[BEGIN Records for the exercise]

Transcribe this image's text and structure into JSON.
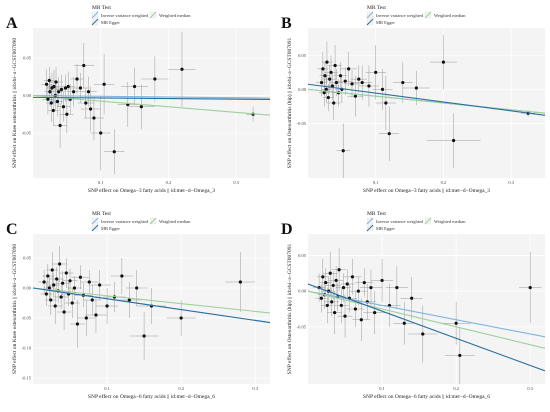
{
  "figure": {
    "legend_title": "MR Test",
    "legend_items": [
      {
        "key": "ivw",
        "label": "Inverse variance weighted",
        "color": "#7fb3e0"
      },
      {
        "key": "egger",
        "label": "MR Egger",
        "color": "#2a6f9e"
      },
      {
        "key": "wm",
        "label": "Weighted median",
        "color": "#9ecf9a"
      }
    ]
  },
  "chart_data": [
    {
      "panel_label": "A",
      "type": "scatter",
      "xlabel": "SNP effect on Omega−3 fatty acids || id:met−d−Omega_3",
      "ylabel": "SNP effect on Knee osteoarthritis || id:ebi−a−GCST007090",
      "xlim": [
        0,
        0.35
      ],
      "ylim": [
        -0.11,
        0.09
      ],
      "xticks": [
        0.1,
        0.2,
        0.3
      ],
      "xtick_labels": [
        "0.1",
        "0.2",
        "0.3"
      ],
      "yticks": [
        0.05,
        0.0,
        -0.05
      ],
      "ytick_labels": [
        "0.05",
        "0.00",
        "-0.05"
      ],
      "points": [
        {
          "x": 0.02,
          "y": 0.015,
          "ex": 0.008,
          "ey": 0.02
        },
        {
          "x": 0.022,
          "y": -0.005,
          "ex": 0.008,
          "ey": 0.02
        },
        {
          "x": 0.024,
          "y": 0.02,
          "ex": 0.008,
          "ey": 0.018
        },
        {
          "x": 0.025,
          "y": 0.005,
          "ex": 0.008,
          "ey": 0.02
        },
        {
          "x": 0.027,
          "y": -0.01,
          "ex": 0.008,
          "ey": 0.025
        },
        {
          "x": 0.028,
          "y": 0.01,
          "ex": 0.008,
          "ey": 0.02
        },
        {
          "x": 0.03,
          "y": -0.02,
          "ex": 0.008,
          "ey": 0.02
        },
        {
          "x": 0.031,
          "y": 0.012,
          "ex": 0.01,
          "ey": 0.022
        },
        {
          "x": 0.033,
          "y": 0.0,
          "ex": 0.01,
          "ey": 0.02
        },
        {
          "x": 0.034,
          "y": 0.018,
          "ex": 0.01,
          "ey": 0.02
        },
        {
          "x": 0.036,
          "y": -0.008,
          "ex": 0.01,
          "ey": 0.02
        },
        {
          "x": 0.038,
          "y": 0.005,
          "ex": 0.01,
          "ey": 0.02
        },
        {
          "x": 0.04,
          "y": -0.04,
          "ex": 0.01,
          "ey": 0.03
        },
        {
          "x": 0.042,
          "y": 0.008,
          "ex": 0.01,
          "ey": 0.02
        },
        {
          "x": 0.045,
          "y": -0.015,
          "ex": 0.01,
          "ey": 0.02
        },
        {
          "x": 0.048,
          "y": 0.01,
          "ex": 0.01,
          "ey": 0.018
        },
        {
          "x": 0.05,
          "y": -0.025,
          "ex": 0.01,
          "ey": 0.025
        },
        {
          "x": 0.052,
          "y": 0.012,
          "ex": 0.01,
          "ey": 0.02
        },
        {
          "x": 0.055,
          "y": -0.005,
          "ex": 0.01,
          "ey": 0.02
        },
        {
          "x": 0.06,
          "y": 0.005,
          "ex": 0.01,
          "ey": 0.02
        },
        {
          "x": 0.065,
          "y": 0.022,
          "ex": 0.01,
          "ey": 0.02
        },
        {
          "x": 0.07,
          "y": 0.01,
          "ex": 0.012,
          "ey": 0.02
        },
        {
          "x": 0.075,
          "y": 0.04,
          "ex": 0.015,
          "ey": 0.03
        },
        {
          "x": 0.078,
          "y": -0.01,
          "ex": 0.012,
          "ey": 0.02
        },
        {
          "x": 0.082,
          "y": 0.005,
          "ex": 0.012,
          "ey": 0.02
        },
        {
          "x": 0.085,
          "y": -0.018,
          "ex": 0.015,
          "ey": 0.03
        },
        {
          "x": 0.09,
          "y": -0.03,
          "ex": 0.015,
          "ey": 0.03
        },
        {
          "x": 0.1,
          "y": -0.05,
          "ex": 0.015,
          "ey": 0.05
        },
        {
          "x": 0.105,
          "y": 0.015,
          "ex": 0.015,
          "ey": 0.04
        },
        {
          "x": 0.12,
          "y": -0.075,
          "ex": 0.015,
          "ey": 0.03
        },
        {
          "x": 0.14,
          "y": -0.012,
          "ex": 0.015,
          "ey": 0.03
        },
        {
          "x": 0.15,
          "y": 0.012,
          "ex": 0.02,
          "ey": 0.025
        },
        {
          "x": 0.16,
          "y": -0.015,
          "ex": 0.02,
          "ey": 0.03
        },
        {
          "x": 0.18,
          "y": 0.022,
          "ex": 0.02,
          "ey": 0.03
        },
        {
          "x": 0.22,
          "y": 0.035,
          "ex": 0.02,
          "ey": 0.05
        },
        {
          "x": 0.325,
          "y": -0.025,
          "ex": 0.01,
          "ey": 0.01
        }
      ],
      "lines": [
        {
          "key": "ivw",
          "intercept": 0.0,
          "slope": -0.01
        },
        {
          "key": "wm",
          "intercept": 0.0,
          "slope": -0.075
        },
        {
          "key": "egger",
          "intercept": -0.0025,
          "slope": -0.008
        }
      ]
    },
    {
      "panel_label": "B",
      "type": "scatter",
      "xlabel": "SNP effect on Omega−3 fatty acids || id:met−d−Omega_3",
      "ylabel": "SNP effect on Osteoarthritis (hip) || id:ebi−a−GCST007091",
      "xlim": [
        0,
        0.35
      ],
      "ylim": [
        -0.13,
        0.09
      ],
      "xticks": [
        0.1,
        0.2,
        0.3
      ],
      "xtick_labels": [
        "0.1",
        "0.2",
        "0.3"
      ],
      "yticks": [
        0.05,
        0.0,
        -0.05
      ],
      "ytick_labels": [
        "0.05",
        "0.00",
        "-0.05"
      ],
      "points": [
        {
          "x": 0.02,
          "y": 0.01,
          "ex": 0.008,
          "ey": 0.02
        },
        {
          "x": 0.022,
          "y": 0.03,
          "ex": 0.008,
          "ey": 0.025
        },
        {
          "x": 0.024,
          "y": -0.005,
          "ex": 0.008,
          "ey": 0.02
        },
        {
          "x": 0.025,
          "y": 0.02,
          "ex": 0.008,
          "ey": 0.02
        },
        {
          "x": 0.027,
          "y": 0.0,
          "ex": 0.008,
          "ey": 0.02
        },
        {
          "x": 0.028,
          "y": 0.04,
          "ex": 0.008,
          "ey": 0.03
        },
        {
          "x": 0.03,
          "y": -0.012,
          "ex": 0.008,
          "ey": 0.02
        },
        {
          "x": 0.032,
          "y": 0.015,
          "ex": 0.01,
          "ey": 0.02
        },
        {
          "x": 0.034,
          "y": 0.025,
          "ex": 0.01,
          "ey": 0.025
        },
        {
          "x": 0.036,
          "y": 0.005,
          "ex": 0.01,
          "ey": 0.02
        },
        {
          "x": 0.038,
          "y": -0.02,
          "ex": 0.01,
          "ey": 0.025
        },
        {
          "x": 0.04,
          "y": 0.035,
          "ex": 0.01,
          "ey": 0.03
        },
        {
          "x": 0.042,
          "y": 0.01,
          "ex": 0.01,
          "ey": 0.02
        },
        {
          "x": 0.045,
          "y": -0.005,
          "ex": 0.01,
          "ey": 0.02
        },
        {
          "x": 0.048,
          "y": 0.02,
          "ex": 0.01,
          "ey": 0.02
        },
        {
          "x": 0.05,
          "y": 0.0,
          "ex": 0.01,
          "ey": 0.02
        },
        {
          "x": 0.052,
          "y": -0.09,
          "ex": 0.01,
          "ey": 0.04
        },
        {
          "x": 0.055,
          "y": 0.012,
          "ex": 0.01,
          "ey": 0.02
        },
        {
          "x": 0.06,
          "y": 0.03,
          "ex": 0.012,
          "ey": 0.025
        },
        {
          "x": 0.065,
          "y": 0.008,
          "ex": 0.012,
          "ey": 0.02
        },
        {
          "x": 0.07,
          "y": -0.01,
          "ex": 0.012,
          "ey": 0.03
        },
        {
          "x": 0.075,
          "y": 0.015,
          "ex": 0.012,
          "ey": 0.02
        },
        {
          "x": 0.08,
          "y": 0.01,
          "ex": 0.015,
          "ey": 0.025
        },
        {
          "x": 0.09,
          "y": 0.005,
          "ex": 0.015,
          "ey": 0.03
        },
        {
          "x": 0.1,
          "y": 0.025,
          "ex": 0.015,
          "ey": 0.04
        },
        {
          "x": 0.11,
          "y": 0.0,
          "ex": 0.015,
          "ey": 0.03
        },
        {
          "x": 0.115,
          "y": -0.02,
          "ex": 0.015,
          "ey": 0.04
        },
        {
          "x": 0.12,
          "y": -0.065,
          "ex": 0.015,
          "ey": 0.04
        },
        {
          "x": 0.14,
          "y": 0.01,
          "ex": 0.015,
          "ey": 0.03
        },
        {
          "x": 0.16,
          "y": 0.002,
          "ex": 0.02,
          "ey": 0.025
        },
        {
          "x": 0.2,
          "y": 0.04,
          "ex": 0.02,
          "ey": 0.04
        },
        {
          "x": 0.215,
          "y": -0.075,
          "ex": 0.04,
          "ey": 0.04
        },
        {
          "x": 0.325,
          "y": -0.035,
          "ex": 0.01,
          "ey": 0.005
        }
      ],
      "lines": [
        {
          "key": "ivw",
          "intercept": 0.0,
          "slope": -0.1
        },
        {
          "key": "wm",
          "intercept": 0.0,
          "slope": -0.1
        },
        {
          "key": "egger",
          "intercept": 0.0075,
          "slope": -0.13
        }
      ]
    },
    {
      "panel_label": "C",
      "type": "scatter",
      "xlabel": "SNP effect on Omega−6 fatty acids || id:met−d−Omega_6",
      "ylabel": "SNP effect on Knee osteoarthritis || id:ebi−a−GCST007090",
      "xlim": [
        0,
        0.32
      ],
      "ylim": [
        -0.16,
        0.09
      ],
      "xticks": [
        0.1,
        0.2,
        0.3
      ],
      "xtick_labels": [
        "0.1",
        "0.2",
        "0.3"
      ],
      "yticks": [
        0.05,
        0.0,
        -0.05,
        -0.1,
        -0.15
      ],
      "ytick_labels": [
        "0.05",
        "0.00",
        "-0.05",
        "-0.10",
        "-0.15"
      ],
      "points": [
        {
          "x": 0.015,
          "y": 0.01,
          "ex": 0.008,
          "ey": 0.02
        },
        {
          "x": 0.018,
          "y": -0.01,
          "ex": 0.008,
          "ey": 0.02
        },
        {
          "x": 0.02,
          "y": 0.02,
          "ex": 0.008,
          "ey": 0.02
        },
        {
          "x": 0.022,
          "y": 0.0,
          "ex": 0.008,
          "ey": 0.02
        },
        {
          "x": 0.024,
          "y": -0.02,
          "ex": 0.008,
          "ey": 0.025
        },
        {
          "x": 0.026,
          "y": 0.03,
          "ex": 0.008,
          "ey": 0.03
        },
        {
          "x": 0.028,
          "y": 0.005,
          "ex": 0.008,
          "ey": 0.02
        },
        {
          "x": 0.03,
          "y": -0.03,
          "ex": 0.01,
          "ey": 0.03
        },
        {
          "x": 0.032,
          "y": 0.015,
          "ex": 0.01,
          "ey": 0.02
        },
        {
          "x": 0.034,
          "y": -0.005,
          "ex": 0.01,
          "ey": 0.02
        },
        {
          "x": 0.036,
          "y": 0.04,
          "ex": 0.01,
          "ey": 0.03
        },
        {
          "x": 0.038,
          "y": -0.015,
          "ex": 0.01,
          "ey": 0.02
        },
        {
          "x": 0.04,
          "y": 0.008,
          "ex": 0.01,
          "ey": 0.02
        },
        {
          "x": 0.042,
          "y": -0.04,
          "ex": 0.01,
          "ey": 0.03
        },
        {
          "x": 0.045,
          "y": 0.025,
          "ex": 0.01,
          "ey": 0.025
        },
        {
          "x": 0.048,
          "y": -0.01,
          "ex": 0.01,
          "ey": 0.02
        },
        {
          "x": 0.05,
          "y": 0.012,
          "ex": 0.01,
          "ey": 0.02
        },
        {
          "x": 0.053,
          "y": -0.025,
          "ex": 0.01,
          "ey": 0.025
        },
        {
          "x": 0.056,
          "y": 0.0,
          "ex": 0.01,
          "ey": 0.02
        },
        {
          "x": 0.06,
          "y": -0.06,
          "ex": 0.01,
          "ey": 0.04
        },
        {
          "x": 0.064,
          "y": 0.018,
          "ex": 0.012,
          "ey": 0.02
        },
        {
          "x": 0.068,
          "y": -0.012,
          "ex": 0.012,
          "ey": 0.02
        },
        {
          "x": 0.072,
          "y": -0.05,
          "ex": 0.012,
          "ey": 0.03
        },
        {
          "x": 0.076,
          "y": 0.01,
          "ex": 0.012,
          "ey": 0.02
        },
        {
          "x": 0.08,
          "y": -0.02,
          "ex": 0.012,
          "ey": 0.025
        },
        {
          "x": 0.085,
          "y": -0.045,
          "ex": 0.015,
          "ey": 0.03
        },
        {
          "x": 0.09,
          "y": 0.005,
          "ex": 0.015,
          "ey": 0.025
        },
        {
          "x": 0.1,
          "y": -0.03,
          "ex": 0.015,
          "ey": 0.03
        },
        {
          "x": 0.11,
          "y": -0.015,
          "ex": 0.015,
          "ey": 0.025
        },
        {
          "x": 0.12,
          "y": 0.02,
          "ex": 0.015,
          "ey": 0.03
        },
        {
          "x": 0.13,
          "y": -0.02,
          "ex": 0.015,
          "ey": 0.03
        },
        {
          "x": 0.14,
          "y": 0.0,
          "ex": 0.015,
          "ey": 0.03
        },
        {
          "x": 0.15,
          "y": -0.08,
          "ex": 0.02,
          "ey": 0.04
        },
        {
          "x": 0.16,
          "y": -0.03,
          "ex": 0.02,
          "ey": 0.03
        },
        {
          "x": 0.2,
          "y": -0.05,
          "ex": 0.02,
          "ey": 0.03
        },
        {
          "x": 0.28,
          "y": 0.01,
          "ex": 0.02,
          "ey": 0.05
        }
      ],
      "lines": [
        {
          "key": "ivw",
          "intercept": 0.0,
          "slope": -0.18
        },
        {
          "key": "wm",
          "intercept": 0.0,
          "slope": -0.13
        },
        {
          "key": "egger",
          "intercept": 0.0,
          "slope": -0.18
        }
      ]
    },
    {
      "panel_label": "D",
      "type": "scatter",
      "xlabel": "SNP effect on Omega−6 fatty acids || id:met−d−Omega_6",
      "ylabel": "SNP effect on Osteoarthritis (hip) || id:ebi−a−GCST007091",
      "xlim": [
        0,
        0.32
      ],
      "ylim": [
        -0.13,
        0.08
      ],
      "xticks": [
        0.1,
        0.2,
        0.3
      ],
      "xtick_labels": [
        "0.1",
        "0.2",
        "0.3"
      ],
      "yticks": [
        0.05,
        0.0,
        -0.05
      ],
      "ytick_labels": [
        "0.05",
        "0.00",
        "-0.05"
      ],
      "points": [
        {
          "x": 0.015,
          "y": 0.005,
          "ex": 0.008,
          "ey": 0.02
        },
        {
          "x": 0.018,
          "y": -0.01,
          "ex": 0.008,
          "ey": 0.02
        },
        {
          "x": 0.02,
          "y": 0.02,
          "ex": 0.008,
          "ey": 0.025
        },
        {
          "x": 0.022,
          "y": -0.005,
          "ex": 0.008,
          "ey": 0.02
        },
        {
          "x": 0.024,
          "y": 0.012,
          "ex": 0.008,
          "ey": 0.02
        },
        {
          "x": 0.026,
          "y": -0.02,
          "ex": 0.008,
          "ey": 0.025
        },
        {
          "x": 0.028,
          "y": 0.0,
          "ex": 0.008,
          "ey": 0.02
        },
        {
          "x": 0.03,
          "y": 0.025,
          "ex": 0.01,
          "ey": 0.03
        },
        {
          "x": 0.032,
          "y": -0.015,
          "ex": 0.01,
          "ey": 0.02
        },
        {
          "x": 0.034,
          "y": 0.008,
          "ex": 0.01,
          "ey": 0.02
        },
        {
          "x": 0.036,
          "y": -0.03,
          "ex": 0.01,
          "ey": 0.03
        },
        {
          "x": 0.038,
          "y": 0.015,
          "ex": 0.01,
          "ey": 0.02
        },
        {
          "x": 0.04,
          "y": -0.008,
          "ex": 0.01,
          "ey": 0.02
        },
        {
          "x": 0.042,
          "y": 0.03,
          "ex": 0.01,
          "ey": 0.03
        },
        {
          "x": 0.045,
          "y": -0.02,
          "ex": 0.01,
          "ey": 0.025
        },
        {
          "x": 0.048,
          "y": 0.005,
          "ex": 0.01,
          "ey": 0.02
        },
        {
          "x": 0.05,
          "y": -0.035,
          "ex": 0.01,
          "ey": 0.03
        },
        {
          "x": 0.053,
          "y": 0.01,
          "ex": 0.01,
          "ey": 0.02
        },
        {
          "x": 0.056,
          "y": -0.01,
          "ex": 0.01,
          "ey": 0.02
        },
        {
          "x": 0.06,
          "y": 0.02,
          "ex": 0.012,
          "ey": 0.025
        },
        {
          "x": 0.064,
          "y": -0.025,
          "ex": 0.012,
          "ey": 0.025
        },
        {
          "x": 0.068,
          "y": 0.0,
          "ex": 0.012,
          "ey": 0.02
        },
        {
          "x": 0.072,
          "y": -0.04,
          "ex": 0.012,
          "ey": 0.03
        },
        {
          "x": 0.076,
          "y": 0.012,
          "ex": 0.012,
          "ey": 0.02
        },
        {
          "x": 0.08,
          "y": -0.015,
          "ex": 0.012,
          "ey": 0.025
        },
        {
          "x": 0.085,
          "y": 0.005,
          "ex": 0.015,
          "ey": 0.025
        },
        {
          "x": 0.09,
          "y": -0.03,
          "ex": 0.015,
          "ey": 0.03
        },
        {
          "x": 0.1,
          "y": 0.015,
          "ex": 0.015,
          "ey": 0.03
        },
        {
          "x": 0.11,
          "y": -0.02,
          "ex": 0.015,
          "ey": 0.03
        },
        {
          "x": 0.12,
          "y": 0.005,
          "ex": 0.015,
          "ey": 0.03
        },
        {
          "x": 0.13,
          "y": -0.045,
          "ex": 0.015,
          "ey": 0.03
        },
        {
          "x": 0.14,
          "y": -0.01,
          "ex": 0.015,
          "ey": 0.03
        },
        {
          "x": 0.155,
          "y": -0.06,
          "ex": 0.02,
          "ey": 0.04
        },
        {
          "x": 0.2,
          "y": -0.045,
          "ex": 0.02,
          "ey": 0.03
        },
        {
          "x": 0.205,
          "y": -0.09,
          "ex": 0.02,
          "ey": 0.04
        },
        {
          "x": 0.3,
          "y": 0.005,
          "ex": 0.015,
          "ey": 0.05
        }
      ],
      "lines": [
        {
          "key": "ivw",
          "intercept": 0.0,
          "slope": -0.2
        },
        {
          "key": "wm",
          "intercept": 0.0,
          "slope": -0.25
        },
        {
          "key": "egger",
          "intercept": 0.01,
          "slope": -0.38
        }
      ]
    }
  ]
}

[END Records for the exercise]
[BEGIN Records for the exercise]

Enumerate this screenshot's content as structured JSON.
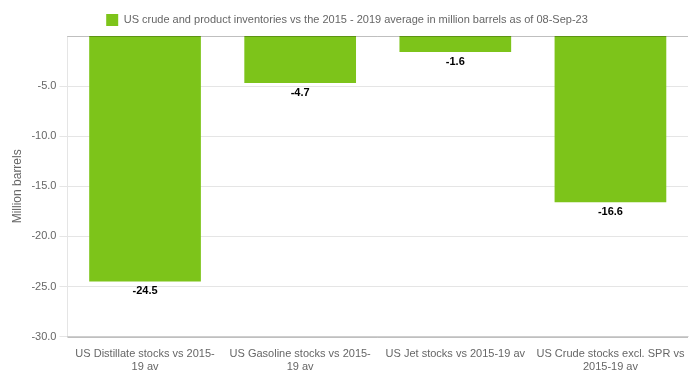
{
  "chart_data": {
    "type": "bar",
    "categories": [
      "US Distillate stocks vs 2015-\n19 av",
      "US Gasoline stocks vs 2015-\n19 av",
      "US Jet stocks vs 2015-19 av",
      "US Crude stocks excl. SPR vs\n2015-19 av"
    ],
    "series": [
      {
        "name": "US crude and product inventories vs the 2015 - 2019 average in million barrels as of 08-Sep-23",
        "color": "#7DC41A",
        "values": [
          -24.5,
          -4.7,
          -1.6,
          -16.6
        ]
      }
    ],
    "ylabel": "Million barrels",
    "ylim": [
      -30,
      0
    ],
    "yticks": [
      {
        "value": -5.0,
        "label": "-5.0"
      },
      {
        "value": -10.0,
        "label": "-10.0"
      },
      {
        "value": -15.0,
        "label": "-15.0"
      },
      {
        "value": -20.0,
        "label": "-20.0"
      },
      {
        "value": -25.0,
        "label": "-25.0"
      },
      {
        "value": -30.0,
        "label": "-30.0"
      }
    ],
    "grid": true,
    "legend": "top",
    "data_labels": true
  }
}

[END Records for the exercise]

§ Work required: Where a line above holds the string "this", show that line.

§ Worked solution:
Transcribe this image's text and structure into JSON.
Enumerate this screenshot's content as structured JSON.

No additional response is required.